## What to produce
Leaving out all pictures, transcribe exactly the lines between the line with "Read all visible" and the last line of the records below, both included.

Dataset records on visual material
/---

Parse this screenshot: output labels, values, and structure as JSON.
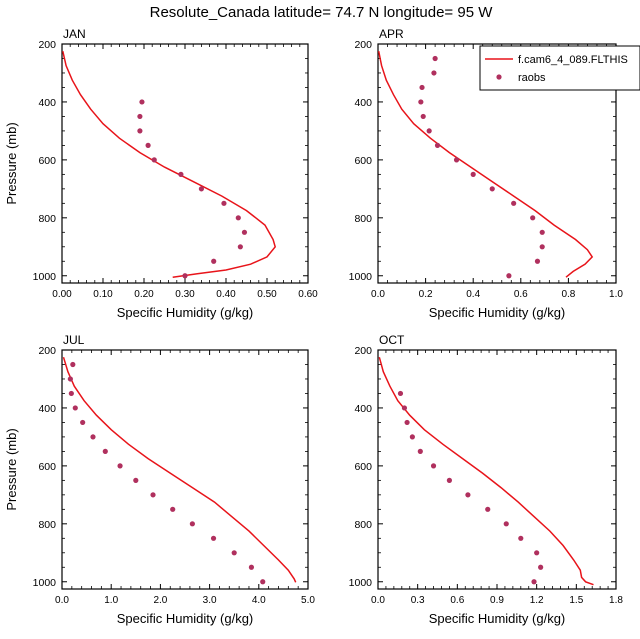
{
  "figure": {
    "title": "Resolute_Canada  latitude= 74.7 N longitude= 95 W"
  },
  "chart_data": [
    {
      "type": "line",
      "panel_label": "JAN",
      "xlabel": "Specific Humidity (g/kg)",
      "ylabel": "Pressure (mb)",
      "xlim": [
        0,
        0.6
      ],
      "ylim": [
        200,
        1025
      ],
      "y_inverted": true,
      "xticks": [
        "0.00",
        "0.10",
        "0.20",
        "0.30",
        "0.40",
        "0.50",
        "0.60"
      ],
      "yticks": [
        "200",
        "400",
        "600",
        "800",
        "1000"
      ],
      "legend": null,
      "series": [
        {
          "name": "f.cam6_4_089.FLTHIST",
          "kind": "line",
          "color": "#e8141a",
          "points": [
            [
              0.002,
              225
            ],
            [
              0.01,
              275
            ],
            [
              0.025,
              325
            ],
            [
              0.045,
              375
            ],
            [
              0.07,
              425
            ],
            [
              0.1,
              475
            ],
            [
              0.14,
              525
            ],
            [
              0.19,
              575
            ],
            [
              0.25,
              625
            ],
            [
              0.32,
              675
            ],
            [
              0.39,
              725
            ],
            [
              0.45,
              775
            ],
            [
              0.495,
              825
            ],
            [
              0.515,
              875
            ],
            [
              0.52,
              900
            ],
            [
              0.5,
              935
            ],
            [
              0.46,
              960
            ],
            [
              0.4,
              980
            ],
            [
              0.33,
              993
            ],
            [
              0.27,
              1005
            ]
          ]
        },
        {
          "name": "raobs",
          "kind": "scatter",
          "color": "#b0305e",
          "points": [
            [
              0.195,
              400
            ],
            [
              0.19,
              450
            ],
            [
              0.19,
              500
            ],
            [
              0.21,
              550
            ],
            [
              0.225,
              600
            ],
            [
              0.29,
              650
            ],
            [
              0.34,
              700
            ],
            [
              0.395,
              750
            ],
            [
              0.43,
              800
            ],
            [
              0.445,
              850
            ],
            [
              0.435,
              900
            ],
            [
              0.37,
              950
            ],
            [
              0.3,
              1000
            ]
          ]
        }
      ]
    },
    {
      "type": "line",
      "panel_label": "APR",
      "xlabel": "Specific Humidity (g/kg)",
      "ylabel": "",
      "xlim": [
        0,
        1.0
      ],
      "ylim": [
        200,
        1025
      ],
      "y_inverted": true,
      "xticks": [
        "0.0",
        "0.2",
        "0.4",
        "0.6",
        "0.8",
        "1.0"
      ],
      "yticks": [
        "200",
        "400",
        "600",
        "800",
        "1000"
      ],
      "legend": {
        "entries": [
          "f.cam6_4_089.FLTHIS",
          "raobs"
        ]
      },
      "series": [
        {
          "name": "f.cam6_4_089.FLTHIST",
          "kind": "line",
          "color": "#e8141a",
          "points": [
            [
              0.003,
              225
            ],
            [
              0.015,
              275
            ],
            [
              0.035,
              325
            ],
            [
              0.065,
              375
            ],
            [
              0.1,
              425
            ],
            [
              0.15,
              475
            ],
            [
              0.22,
              525
            ],
            [
              0.3,
              575
            ],
            [
              0.39,
              625
            ],
            [
              0.48,
              675
            ],
            [
              0.57,
              725
            ],
            [
              0.66,
              775
            ],
            [
              0.74,
              825
            ],
            [
              0.83,
              875
            ],
            [
              0.88,
              910
            ],
            [
              0.9,
              935
            ],
            [
              0.87,
              960
            ],
            [
              0.82,
              985
            ],
            [
              0.79,
              1005
            ]
          ]
        },
        {
          "name": "raobs",
          "kind": "scatter",
          "color": "#b0305e",
          "points": [
            [
              0.24,
              250
            ],
            [
              0.235,
              300
            ],
            [
              0.185,
              350
            ],
            [
              0.18,
              400
            ],
            [
              0.19,
              450
            ],
            [
              0.215,
              500
            ],
            [
              0.25,
              550
            ],
            [
              0.33,
              600
            ],
            [
              0.4,
              650
            ],
            [
              0.48,
              700
            ],
            [
              0.57,
              750
            ],
            [
              0.65,
              800
            ],
            [
              0.69,
              850
            ],
            [
              0.69,
              900
            ],
            [
              0.67,
              950
            ],
            [
              0.55,
              1000
            ]
          ]
        }
      ]
    },
    {
      "type": "line",
      "panel_label": "JUL",
      "xlabel": "Specific Humidity (g/kg)",
      "ylabel": "Pressure (mb)",
      "xlim": [
        0,
        5.0
      ],
      "ylim": [
        200,
        1025
      ],
      "y_inverted": true,
      "xticks": [
        "0.0",
        "1.0",
        "2.0",
        "3.0",
        "4.0",
        "5.0"
      ],
      "yticks": [
        "200",
        "400",
        "600",
        "800",
        "1000"
      ],
      "legend": null,
      "series": [
        {
          "name": "f.cam6_4_089.FLTHIST",
          "kind": "line",
          "color": "#e8141a",
          "points": [
            [
              0.03,
              225
            ],
            [
              0.12,
              275
            ],
            [
              0.25,
              325
            ],
            [
              0.45,
              375
            ],
            [
              0.7,
              425
            ],
            [
              1.0,
              475
            ],
            [
              1.35,
              525
            ],
            [
              1.75,
              575
            ],
            [
              2.2,
              625
            ],
            [
              2.65,
              675
            ],
            [
              3.1,
              725
            ],
            [
              3.45,
              775
            ],
            [
              3.8,
              825
            ],
            [
              4.1,
              875
            ],
            [
              4.4,
              925
            ],
            [
              4.6,
              960
            ],
            [
              4.72,
              990
            ],
            [
              4.75,
              1002
            ]
          ]
        },
        {
          "name": "raobs",
          "kind": "scatter",
          "color": "#b0305e",
          "points": [
            [
              0.22,
              250
            ],
            [
              0.17,
              300
            ],
            [
              0.19,
              350
            ],
            [
              0.27,
              400
            ],
            [
              0.42,
              450
            ],
            [
              0.63,
              500
            ],
            [
              0.88,
              550
            ],
            [
              1.18,
              600
            ],
            [
              1.5,
              650
            ],
            [
              1.85,
              700
            ],
            [
              2.25,
              750
            ],
            [
              2.65,
              800
            ],
            [
              3.08,
              850
            ],
            [
              3.5,
              900
            ],
            [
              3.85,
              950
            ],
            [
              4.08,
              1000
            ]
          ]
        }
      ]
    },
    {
      "type": "line",
      "panel_label": "OCT",
      "xlabel": "Specific Humidity (g/kg)",
      "ylabel": "",
      "xlim": [
        0,
        1.8
      ],
      "ylim": [
        200,
        1025
      ],
      "y_inverted": true,
      "xticks": [
        "0.0",
        "0.3",
        "0.6",
        "0.9",
        "1.2",
        "1.5",
        "1.8"
      ],
      "yticks": [
        "200",
        "400",
        "600",
        "800",
        "1000"
      ],
      "legend": null,
      "series": [
        {
          "name": "f.cam6_4_089.FLTHIST",
          "kind": "line",
          "color": "#e8141a",
          "points": [
            [
              0.01,
              225
            ],
            [
              0.04,
              275
            ],
            [
              0.09,
              325
            ],
            [
              0.15,
              375
            ],
            [
              0.24,
              425
            ],
            [
              0.35,
              475
            ],
            [
              0.49,
              525
            ],
            [
              0.64,
              575
            ],
            [
              0.79,
              625
            ],
            [
              0.93,
              675
            ],
            [
              1.06,
              725
            ],
            [
              1.18,
              775
            ],
            [
              1.3,
              825
            ],
            [
              1.4,
              875
            ],
            [
              1.48,
              925
            ],
            [
              1.53,
              960
            ],
            [
              1.54,
              985
            ],
            [
              1.57,
              1000
            ],
            [
              1.63,
              1010
            ]
          ]
        },
        {
          "name": "raobs",
          "kind": "scatter",
          "color": "#b0305e",
          "points": [
            [
              0.17,
              350
            ],
            [
              0.2,
              400
            ],
            [
              0.22,
              450
            ],
            [
              0.26,
              500
            ],
            [
              0.32,
              550
            ],
            [
              0.42,
              600
            ],
            [
              0.54,
              650
            ],
            [
              0.68,
              700
            ],
            [
              0.83,
              750
            ],
            [
              0.97,
              800
            ],
            [
              1.08,
              850
            ],
            [
              1.2,
              900
            ],
            [
              1.23,
              950
            ],
            [
              1.18,
              1000
            ]
          ]
        }
      ]
    }
  ]
}
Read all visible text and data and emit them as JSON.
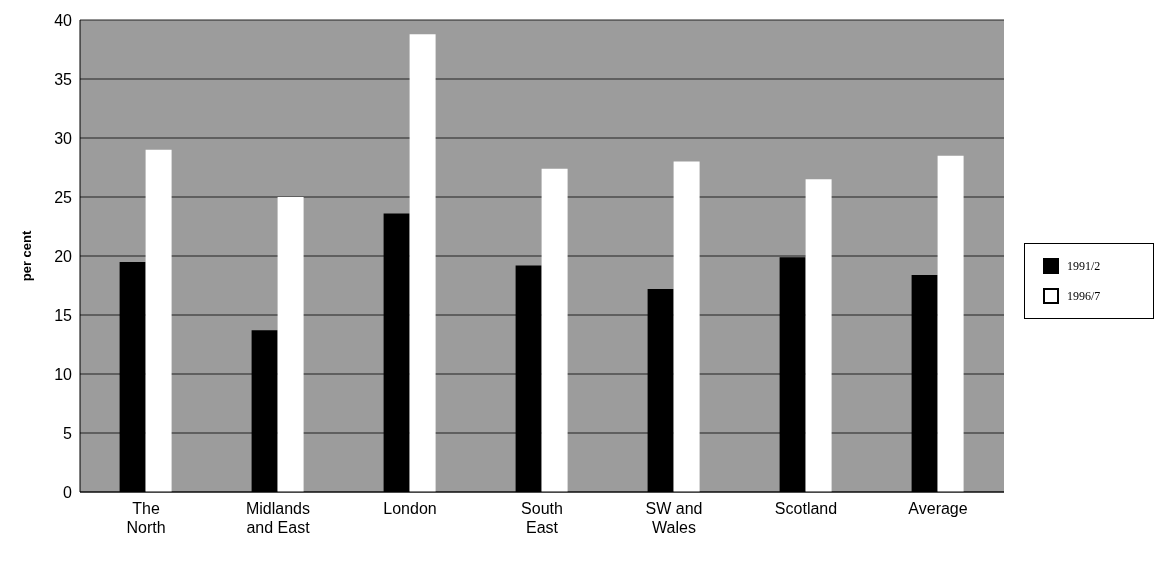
{
  "chart_data": {
    "type": "bar",
    "ylabel": "per cent",
    "categories": [
      "The North",
      "Midlands and East",
      "London",
      "South East",
      "SW and Wales",
      "Scotland",
      "Average"
    ],
    "series": [
      {
        "name": "1991/2",
        "color": "#000000",
        "values": [
          19.5,
          13.7,
          23.6,
          19.2,
          17.2,
          19.9,
          18.4
        ]
      },
      {
        "name": "1996/7",
        "color": "#ffffff",
        "values": [
          29.0,
          25.0,
          38.8,
          27.4,
          28.0,
          26.5,
          28.5
        ]
      }
    ],
    "ylim": [
      0,
      40
    ],
    "yticks": [
      0,
      5,
      10,
      15,
      20,
      25,
      30,
      35,
      40
    ],
    "grid": "y",
    "legend": "right"
  }
}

\---

## Full response
Read all visible text and data and emit them as JSON.
{
  "chart_data": {
    "type": "bar",
    "ylabel": "per cent",
    "categories": [
      "The North",
      "Midlands and East",
      "London",
      "South East",
      "SW and Wales",
      "Scotland",
      "Average"
    ],
    "series": [
      {
        "name": "1991/2",
        "color": "#000000",
        "values": [
          19.5,
          13.7,
          23.6,
          19.2,
          17.2,
          19.9,
          18.4
        ]
      },
      {
        "name": "1996/7",
        "color": "#ffffff",
        "values": [
          29.0,
          25.0,
          38.8,
          27.4,
          28.0,
          26.5,
          28.5
        ]
      }
    ],
    "ylim": [
      0,
      40
    ],
    "yticks": [
      0,
      5,
      10,
      15,
      20,
      25,
      30,
      35,
      40
    ],
    "grid": "y",
    "legend": "right"
  }
}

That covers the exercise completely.